#### What is required
Search the data below for the string "this". Extract every line that contains it.

#### Entries provided
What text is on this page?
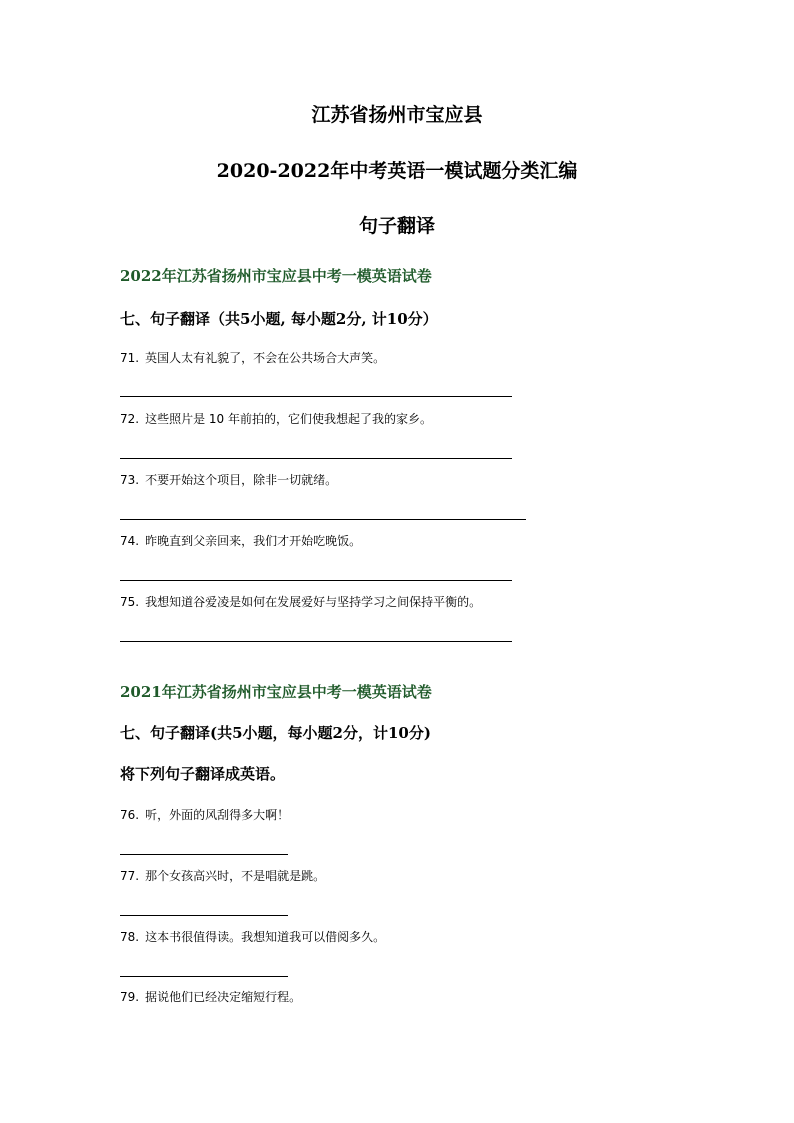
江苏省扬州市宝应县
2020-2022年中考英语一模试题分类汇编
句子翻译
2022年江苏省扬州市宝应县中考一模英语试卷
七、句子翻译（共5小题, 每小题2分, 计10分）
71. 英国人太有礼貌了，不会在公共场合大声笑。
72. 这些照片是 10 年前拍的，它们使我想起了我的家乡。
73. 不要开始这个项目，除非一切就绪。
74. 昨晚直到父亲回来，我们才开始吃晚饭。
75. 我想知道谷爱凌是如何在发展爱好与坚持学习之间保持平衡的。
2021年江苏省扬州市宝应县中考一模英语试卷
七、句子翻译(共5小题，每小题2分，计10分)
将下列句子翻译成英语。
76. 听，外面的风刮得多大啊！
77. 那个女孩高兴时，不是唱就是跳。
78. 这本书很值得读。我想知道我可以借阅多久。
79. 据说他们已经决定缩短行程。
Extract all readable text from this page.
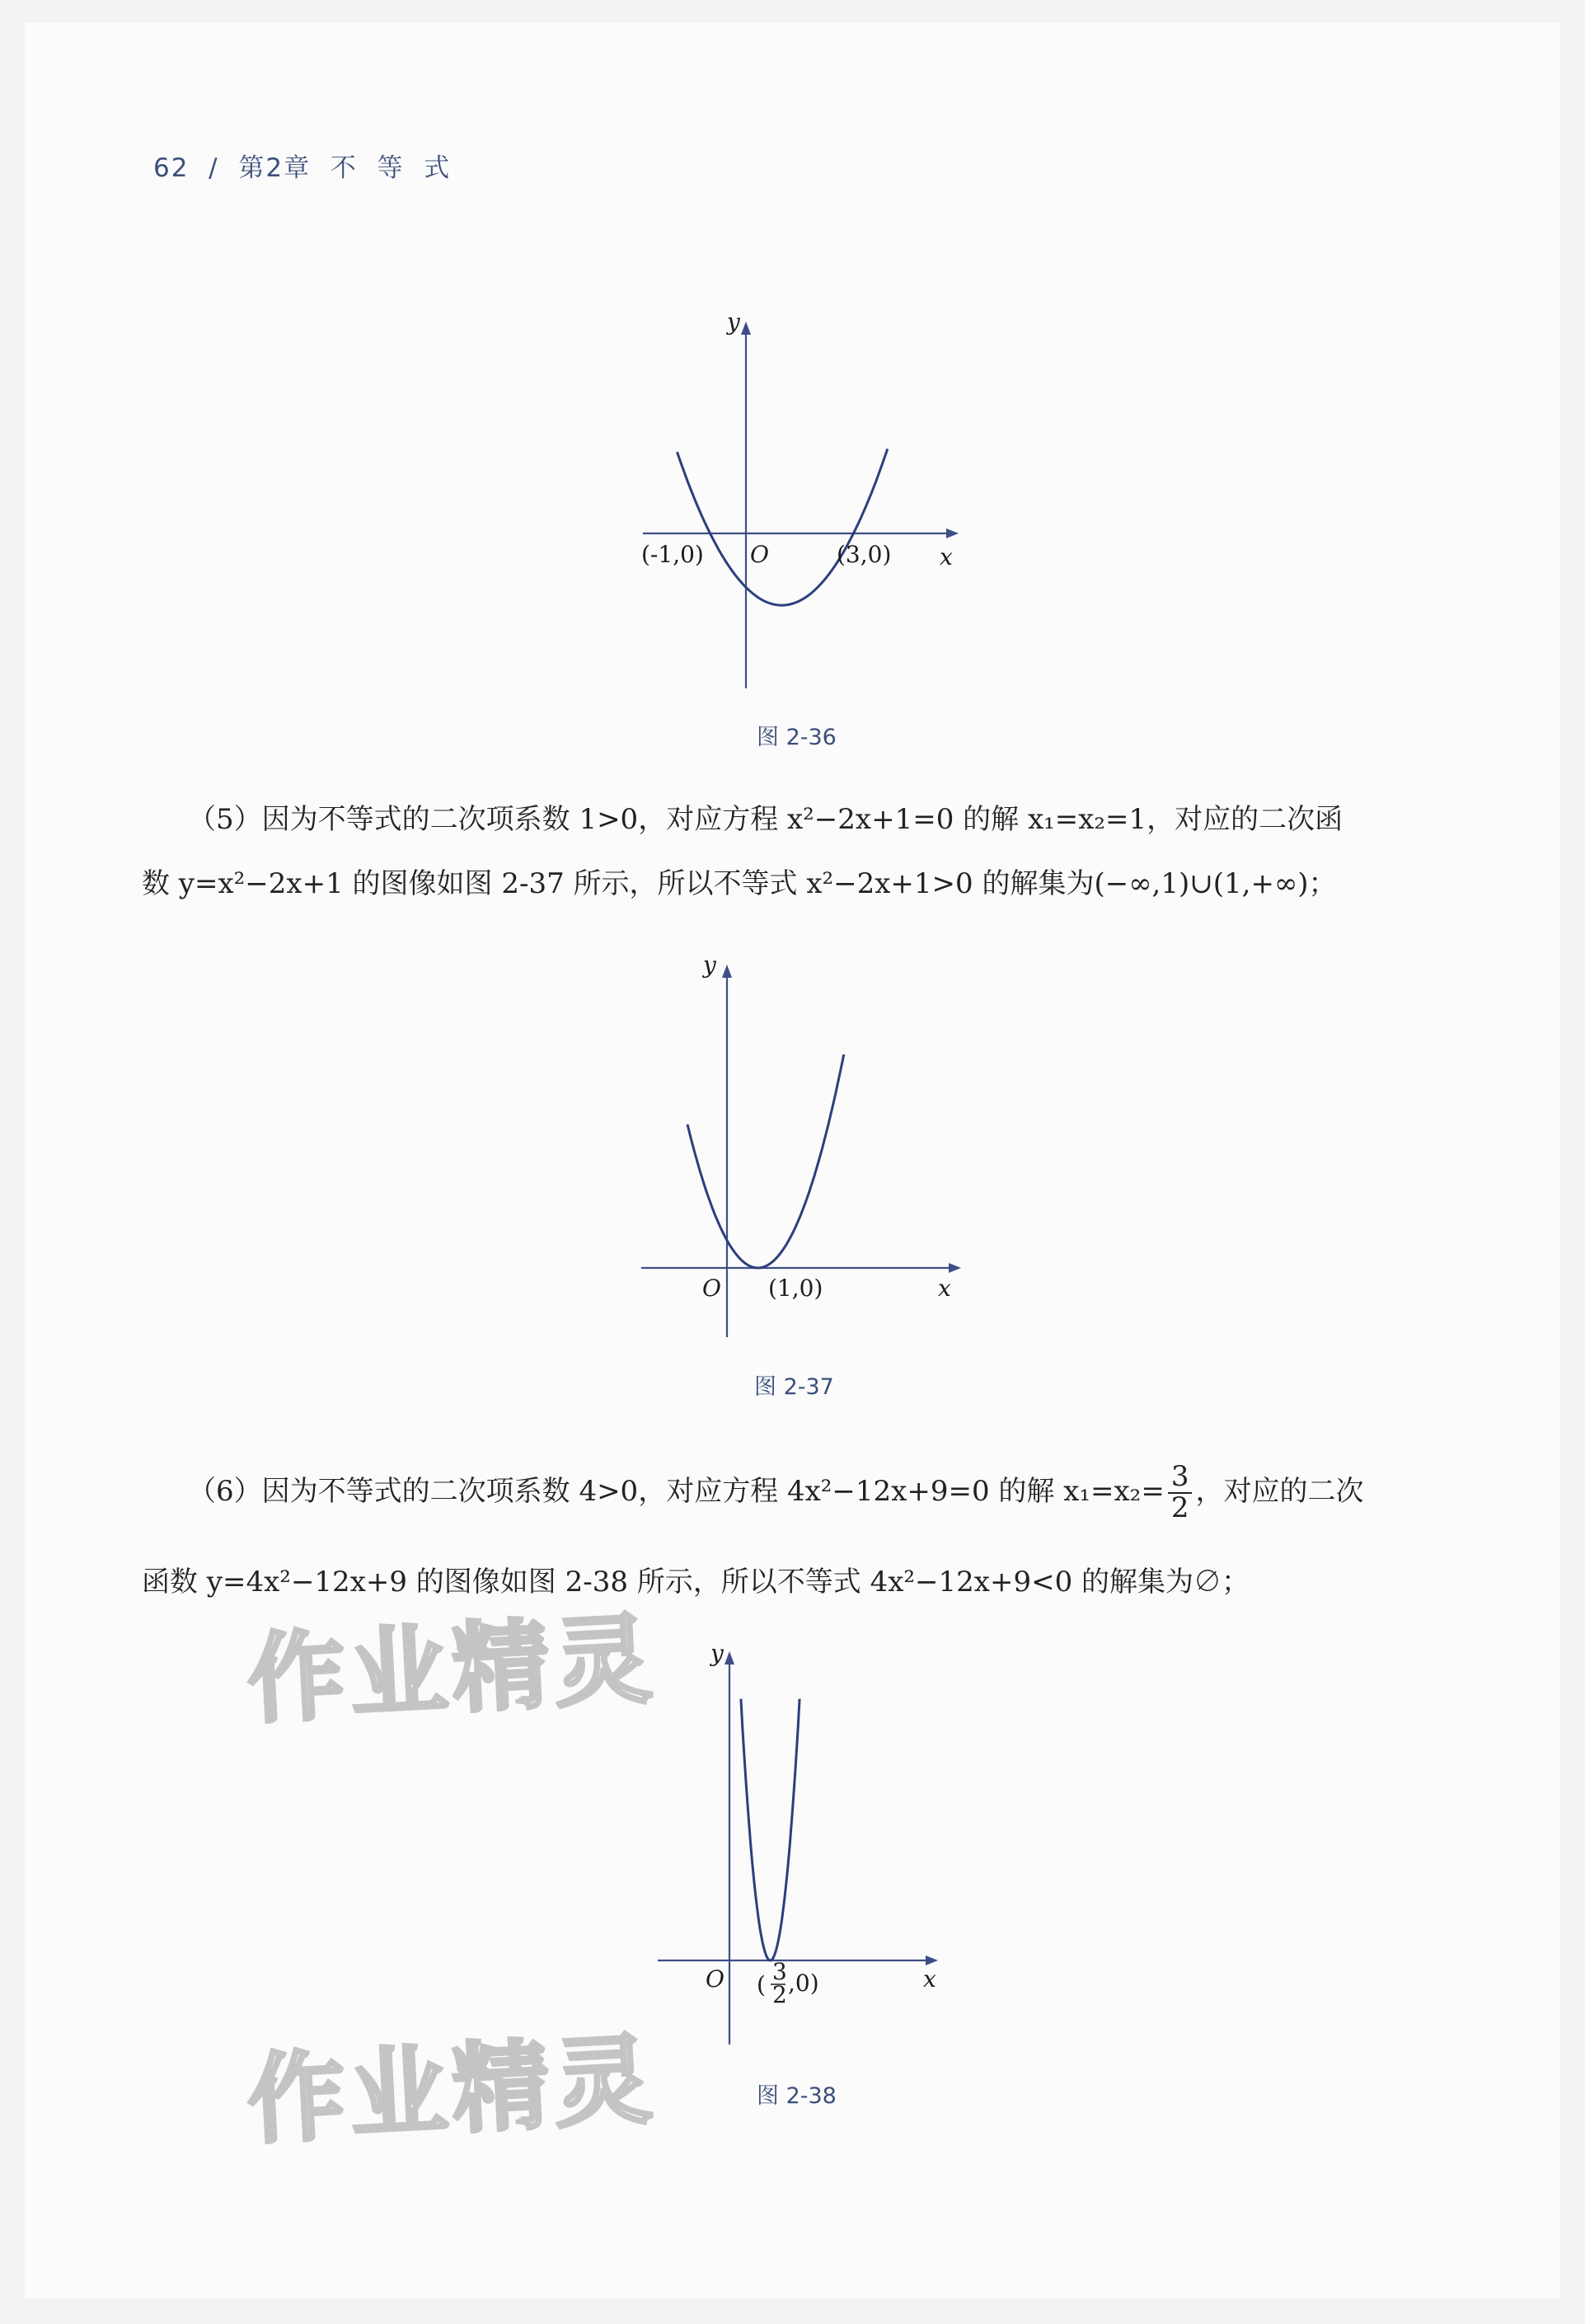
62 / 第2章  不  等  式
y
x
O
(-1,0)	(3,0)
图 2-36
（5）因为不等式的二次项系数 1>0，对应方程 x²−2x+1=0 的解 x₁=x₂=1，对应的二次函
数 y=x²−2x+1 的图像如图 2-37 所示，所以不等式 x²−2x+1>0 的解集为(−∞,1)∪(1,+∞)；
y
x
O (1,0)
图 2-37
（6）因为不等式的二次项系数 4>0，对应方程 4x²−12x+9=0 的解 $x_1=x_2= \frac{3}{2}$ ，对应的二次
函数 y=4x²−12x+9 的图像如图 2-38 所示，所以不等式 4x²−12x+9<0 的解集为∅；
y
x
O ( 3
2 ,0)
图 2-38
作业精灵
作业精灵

#### Written solution
What text is on this page?
Extract all readable text from this page.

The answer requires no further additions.